Aim: Look through the data and write out every line with the word "Lawrence" in it.

Recorded data:
++++++++++++++++++++
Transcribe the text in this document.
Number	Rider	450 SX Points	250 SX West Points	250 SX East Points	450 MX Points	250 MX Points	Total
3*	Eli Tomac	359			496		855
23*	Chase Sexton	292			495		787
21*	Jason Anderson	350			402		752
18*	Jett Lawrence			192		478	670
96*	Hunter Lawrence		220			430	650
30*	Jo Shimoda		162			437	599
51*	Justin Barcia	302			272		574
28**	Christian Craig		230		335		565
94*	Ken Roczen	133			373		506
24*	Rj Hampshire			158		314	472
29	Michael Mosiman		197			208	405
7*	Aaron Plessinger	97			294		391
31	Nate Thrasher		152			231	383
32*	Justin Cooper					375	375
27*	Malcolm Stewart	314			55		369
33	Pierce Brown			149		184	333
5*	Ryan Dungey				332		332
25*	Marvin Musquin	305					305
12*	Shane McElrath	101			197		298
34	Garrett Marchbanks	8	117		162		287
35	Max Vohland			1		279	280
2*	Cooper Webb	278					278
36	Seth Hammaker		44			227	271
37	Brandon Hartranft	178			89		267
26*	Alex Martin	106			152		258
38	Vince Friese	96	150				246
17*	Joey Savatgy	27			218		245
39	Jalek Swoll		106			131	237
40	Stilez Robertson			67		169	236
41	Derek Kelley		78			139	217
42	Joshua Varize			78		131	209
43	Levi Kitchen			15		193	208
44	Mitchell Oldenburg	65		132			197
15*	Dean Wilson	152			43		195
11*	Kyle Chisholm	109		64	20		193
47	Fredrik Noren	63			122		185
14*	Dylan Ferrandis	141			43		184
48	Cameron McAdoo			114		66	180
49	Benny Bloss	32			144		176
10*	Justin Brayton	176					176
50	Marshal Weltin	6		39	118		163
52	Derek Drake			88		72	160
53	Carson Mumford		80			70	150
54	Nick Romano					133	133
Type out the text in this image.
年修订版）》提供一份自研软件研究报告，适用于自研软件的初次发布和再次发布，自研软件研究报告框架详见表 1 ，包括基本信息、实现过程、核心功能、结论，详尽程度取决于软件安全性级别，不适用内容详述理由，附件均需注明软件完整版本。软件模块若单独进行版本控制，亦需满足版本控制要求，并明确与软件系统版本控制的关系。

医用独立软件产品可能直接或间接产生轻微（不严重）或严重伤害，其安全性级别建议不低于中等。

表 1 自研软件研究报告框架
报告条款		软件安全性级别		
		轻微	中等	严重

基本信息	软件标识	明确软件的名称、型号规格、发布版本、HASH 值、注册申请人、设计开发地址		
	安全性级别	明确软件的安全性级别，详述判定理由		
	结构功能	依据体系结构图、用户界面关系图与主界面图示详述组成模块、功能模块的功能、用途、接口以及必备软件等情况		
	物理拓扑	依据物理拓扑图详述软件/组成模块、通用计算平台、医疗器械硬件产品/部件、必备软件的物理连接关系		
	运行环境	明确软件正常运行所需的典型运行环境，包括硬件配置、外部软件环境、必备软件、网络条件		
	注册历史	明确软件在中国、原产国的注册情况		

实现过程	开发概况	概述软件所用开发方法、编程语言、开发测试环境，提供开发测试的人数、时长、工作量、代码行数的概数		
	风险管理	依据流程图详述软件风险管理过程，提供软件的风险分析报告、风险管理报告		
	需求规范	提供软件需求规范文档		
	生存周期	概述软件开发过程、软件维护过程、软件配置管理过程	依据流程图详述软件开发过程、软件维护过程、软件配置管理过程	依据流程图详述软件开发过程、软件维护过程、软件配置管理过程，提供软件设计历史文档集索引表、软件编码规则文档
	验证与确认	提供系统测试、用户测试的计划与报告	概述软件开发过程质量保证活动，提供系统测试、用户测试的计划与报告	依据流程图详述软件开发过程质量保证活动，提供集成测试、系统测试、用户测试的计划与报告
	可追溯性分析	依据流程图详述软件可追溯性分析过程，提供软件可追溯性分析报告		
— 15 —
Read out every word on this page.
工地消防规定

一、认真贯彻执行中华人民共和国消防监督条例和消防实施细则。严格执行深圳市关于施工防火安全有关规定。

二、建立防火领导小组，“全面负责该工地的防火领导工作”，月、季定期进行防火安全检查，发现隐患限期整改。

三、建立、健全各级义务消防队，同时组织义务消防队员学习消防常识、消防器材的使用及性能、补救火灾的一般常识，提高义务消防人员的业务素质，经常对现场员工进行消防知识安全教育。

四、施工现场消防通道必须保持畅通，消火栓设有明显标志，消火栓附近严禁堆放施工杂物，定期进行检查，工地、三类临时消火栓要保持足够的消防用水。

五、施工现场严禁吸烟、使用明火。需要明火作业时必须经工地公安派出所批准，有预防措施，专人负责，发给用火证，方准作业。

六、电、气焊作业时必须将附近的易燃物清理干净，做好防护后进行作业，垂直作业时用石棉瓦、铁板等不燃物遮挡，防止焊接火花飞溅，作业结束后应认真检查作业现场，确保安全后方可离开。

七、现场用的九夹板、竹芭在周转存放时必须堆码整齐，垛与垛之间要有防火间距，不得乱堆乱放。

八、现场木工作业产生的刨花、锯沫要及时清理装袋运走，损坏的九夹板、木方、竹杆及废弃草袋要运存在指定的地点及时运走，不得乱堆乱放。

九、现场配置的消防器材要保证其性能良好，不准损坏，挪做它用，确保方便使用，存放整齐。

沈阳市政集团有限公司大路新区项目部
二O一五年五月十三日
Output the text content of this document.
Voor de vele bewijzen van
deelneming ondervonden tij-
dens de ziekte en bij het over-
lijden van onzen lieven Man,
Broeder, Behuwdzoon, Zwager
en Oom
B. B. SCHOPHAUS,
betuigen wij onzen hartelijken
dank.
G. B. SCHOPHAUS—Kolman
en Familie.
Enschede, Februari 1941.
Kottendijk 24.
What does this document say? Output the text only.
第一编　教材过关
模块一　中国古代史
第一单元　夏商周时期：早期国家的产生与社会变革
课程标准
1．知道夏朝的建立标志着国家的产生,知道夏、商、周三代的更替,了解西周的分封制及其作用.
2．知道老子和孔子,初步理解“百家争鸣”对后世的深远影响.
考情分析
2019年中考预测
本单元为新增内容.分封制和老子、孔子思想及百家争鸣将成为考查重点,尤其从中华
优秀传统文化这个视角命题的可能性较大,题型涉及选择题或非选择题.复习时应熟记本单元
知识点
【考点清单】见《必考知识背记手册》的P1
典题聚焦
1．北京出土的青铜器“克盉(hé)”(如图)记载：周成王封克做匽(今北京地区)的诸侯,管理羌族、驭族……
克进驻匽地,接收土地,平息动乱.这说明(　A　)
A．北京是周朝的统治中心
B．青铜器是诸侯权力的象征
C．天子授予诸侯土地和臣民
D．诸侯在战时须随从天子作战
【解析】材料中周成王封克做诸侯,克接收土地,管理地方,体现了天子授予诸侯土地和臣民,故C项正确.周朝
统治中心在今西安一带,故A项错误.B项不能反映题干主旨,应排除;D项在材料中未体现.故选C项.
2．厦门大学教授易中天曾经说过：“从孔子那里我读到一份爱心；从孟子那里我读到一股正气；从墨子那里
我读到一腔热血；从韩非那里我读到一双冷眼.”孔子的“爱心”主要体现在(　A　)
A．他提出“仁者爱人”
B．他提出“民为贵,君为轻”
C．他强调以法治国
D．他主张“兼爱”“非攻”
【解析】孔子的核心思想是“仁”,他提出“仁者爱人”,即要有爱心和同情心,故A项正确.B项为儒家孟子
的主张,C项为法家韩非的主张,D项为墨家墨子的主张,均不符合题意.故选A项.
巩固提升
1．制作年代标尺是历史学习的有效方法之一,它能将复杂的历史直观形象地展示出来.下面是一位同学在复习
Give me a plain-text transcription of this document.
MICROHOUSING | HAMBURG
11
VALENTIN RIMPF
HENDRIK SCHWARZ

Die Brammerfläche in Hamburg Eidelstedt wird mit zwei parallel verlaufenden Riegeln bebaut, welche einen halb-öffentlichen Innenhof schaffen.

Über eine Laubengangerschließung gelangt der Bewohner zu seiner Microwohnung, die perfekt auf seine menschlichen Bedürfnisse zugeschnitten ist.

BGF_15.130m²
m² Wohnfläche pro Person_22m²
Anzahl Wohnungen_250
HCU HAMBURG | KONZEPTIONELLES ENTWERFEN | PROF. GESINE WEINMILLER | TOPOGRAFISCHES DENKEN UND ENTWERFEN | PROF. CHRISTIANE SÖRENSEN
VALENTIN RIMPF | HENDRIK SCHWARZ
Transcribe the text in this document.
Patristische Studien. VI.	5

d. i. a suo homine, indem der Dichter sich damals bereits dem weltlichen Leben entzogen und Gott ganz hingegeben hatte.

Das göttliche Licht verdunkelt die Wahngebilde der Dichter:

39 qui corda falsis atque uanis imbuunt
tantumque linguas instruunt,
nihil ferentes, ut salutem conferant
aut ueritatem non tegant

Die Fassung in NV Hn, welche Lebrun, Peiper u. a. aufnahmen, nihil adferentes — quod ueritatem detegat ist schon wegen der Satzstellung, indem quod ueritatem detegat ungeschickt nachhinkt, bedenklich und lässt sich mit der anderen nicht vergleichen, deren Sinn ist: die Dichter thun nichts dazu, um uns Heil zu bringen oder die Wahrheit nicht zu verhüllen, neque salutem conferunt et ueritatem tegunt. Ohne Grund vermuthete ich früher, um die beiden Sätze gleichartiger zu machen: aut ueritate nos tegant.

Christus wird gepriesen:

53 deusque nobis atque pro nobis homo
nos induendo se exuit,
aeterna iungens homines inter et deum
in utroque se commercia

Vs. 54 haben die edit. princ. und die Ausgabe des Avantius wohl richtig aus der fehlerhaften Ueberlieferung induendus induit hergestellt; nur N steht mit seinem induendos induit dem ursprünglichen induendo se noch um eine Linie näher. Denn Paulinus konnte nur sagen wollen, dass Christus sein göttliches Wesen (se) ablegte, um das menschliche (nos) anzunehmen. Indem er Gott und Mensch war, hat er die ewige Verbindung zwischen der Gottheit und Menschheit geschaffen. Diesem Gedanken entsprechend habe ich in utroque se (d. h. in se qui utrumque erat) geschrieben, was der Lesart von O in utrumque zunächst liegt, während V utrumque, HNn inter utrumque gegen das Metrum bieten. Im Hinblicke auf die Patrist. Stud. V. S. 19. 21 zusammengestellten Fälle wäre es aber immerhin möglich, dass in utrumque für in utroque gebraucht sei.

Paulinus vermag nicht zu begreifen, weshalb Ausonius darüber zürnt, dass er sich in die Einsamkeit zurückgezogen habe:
++++++++++++++++++++
Response to this exercise:
18*	Jett Lawrence			192		478	670
96*	Hunter Lawrence		220			430	650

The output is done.